SOURCE RECORDS
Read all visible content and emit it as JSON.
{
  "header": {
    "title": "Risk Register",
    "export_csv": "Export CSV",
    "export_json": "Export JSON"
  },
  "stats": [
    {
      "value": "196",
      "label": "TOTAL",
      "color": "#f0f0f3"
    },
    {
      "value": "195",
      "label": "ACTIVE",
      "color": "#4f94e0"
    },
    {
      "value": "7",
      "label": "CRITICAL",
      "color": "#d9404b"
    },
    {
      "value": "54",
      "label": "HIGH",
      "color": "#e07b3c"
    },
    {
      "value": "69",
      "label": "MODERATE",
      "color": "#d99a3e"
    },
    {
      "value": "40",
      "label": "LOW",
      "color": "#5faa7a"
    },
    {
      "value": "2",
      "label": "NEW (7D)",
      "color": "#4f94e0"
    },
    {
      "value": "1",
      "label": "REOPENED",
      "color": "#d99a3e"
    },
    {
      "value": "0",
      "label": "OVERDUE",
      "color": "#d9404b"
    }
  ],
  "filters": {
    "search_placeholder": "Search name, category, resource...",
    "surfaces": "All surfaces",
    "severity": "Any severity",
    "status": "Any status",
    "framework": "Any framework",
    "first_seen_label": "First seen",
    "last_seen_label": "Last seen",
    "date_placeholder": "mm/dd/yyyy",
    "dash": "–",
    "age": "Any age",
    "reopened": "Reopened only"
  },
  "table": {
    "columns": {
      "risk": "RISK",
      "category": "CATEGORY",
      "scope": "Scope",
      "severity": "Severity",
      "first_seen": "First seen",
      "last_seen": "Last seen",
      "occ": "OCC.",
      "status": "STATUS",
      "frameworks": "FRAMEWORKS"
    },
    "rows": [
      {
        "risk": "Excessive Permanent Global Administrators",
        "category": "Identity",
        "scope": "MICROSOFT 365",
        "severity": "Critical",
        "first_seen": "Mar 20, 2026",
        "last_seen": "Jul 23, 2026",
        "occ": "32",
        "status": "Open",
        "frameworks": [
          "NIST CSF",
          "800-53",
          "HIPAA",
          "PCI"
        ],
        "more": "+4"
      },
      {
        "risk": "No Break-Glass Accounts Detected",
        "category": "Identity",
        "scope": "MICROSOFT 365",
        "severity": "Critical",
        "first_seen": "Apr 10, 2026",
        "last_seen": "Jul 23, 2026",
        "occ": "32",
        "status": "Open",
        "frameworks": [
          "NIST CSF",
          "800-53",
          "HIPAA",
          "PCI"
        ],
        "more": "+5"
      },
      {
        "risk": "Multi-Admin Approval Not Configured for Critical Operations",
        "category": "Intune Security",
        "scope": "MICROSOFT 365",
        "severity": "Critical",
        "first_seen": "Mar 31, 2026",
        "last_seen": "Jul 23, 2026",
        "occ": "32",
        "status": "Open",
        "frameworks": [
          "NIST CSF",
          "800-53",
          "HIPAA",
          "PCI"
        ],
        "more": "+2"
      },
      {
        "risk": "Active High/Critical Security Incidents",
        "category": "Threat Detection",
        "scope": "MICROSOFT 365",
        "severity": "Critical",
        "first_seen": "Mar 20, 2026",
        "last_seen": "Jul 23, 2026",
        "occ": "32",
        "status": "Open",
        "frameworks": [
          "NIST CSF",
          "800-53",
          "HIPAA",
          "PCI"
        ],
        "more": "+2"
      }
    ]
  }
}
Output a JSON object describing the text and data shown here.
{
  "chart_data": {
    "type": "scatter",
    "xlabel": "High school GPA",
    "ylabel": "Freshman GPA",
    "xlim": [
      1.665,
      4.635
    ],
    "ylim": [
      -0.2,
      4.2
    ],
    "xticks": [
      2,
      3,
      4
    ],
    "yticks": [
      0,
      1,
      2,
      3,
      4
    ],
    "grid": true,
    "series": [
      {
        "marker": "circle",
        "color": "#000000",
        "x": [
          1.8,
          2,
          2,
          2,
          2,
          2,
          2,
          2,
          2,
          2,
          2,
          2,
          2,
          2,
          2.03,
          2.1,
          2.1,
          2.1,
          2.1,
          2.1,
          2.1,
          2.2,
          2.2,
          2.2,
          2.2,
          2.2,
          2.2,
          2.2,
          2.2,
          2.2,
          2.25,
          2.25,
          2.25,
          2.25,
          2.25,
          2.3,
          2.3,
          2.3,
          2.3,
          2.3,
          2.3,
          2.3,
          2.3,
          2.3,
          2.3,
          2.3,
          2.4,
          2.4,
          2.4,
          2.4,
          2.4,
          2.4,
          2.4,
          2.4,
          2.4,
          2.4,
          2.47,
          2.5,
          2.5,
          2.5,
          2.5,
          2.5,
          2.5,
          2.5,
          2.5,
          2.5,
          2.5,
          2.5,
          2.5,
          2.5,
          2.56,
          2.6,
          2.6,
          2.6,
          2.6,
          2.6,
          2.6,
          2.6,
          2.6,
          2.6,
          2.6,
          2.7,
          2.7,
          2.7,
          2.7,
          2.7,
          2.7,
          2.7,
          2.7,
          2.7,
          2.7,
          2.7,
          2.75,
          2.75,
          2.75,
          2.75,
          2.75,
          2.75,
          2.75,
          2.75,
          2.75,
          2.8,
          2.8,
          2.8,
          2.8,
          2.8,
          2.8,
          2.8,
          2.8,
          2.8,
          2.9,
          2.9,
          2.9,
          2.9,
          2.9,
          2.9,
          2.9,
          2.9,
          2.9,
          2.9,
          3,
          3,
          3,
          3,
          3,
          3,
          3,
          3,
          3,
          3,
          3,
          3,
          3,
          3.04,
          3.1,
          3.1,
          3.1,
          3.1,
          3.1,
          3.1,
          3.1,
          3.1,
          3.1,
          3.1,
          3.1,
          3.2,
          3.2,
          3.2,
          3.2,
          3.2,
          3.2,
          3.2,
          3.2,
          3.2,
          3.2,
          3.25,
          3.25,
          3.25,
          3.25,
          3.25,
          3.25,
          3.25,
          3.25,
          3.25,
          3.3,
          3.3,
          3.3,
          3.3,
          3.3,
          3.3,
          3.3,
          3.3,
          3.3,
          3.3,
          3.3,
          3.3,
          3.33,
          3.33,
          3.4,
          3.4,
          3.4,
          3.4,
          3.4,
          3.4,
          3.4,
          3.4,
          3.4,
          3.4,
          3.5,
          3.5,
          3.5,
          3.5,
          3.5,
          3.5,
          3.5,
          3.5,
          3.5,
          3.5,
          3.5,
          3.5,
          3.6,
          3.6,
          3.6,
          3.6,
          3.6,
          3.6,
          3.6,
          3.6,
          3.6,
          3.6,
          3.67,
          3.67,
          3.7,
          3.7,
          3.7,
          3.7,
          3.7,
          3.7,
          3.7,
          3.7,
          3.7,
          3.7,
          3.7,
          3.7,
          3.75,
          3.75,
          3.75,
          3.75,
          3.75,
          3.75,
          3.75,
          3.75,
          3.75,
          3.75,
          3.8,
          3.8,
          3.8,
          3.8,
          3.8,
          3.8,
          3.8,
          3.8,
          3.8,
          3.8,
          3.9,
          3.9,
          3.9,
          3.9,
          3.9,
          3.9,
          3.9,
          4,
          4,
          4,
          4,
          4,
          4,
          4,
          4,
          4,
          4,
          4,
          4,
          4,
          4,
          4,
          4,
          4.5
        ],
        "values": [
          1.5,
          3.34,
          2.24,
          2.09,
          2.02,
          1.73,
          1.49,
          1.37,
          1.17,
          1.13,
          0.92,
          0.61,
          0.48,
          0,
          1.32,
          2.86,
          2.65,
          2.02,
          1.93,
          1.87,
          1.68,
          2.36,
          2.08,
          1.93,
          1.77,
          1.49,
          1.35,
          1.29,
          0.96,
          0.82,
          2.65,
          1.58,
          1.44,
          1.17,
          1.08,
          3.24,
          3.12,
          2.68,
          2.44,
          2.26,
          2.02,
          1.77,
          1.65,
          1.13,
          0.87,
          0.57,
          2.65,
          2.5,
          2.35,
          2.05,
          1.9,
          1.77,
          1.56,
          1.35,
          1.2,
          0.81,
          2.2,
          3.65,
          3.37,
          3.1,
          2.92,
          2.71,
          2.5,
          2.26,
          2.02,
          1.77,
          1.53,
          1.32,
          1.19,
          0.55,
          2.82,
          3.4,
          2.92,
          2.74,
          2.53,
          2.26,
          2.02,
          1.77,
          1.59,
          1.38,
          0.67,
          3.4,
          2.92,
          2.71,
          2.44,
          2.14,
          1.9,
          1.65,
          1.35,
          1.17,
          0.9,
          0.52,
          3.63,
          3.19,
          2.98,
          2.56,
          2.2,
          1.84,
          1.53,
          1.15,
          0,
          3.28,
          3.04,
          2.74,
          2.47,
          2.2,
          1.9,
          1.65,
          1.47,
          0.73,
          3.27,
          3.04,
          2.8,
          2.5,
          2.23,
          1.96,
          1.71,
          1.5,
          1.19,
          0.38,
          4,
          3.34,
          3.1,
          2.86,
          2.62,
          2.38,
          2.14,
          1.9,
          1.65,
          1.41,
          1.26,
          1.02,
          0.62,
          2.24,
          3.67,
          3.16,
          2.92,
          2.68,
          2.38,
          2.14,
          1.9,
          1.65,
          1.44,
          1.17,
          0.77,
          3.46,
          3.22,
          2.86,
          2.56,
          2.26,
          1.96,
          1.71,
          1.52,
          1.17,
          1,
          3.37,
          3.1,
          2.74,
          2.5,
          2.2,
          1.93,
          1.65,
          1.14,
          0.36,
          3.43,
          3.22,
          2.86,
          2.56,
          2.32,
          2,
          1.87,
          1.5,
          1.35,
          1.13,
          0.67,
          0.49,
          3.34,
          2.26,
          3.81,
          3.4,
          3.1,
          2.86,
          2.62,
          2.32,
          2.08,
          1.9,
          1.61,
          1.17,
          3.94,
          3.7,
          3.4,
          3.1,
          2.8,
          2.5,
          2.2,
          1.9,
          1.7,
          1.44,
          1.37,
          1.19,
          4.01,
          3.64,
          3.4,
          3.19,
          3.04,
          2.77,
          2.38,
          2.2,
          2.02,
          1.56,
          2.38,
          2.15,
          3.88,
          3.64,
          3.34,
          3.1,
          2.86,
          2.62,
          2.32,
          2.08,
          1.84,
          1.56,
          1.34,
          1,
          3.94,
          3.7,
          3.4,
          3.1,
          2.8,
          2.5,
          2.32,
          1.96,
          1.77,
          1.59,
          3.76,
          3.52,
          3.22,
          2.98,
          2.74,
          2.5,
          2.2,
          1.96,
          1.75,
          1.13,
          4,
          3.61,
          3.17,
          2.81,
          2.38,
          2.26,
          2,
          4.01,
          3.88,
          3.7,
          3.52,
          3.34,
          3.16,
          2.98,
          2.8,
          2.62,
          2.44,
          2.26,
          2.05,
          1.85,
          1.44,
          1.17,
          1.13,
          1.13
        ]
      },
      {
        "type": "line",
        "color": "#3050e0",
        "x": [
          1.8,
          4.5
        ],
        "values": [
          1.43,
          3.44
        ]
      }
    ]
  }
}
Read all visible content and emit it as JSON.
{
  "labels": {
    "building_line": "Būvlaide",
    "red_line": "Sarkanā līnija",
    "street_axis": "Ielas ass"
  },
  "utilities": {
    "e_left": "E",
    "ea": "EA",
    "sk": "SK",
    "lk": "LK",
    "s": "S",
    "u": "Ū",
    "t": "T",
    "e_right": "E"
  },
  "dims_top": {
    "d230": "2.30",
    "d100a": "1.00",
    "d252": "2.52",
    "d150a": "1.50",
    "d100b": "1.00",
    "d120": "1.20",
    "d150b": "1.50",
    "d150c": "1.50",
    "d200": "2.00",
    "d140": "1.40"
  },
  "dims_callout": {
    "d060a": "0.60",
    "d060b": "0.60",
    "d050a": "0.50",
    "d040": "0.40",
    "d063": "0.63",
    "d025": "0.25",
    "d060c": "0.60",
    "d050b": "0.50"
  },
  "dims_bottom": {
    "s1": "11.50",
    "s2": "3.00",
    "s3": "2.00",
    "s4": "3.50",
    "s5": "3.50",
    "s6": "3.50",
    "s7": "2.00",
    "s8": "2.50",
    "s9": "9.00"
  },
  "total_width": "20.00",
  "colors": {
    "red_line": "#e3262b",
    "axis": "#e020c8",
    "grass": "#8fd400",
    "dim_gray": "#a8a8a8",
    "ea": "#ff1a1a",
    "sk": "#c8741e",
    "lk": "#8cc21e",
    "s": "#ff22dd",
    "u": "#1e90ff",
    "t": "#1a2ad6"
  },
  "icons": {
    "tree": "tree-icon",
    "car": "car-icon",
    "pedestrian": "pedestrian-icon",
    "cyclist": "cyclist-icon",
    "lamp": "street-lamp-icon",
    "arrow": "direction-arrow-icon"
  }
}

OBJECTIVE
Which lines hold the word "JSON"? Show each one.

COMPLETED TASK
Read all visible content and emit it as JSON.
    "export_json": "Export JSON"
Output a JSON object describing the text and data shown here.
Read all visible content and emit it as JSON.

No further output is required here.